Listed records:
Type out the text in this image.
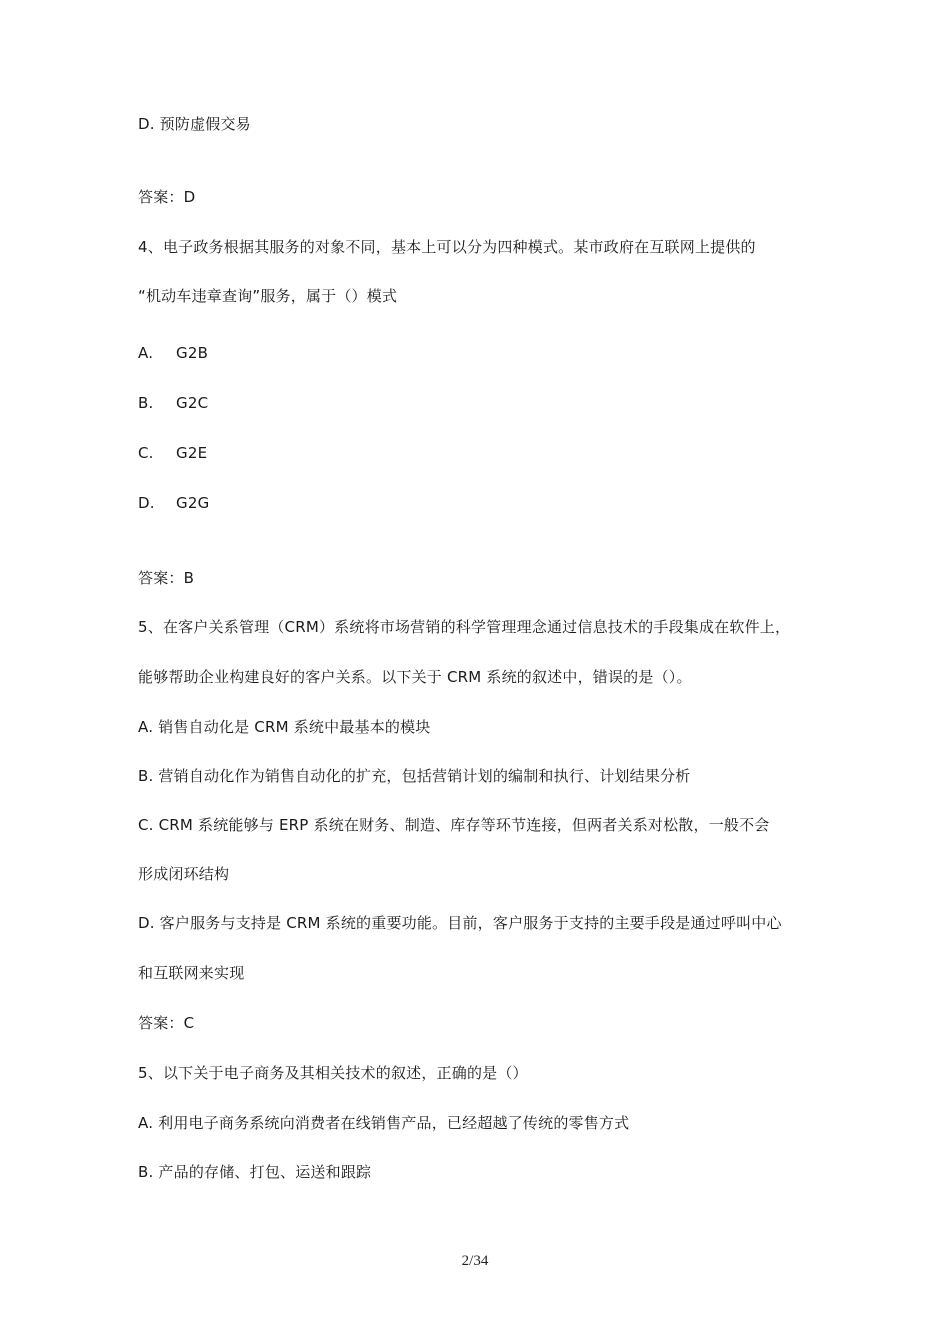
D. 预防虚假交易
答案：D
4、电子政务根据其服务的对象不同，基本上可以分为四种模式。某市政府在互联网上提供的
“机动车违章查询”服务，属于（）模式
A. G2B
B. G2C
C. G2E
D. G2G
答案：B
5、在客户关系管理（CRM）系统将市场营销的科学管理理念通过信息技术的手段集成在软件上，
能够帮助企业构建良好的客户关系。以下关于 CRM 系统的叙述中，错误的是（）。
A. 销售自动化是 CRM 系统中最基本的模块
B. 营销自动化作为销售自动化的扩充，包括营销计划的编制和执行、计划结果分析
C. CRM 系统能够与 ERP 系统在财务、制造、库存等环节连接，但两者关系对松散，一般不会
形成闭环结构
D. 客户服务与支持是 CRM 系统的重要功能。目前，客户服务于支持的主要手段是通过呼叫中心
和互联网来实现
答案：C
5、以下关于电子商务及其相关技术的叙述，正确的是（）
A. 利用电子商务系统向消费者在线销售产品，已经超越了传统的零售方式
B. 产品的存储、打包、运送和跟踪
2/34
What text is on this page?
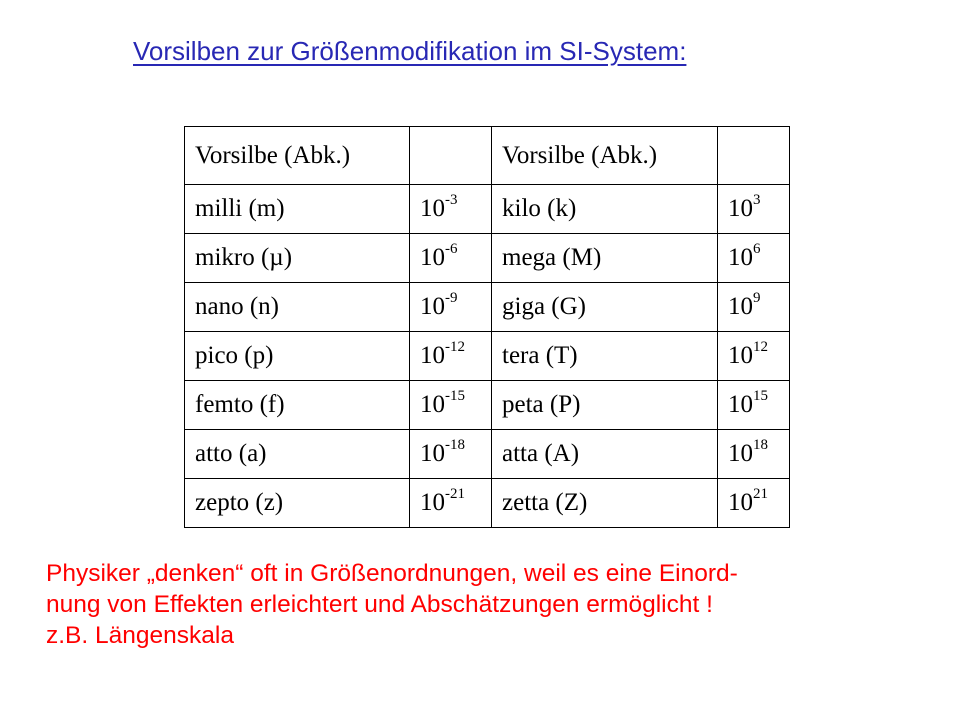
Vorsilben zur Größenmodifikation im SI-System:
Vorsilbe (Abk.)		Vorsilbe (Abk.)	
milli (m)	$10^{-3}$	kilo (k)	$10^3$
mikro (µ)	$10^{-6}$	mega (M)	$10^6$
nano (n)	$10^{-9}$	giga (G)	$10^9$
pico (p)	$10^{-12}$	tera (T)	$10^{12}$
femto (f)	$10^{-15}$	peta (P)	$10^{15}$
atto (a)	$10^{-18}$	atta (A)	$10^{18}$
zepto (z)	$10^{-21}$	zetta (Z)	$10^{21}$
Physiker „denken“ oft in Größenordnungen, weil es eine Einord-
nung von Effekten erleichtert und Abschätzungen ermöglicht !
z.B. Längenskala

Task objective: In the data above, find the line with "What text is on this page?" and repeat it and every line after it through the end, exactly; leave the pictures out.

The completed task:
What text is on this page?
Vorsilben zur Größenmodifikation im SI-System:
Vorsilbe (Abk.)		Vorsilbe (Abk.)	
milli (m)	$10^{-3}$	kilo (k)	$10^3$
mikro (µ)	$10^{-6}$	mega (M)	$10^6$
nano (n)	$10^{-9}$	giga (G)	$10^9$
pico (p)	$10^{-12}$	tera (T)	$10^{12}$
femto (f)	$10^{-15}$	peta (P)	$10^{15}$
atto (a)	$10^{-18}$	atta (A)	$10^{18}$
zepto (z)	$10^{-21}$	zetta (Z)	$10^{21}$
Physiker „denken“ oft in Größenordnungen, weil es eine Einord-
nung von Effekten erleichtert und Abschätzungen ermöglicht !
z.B. Längenskala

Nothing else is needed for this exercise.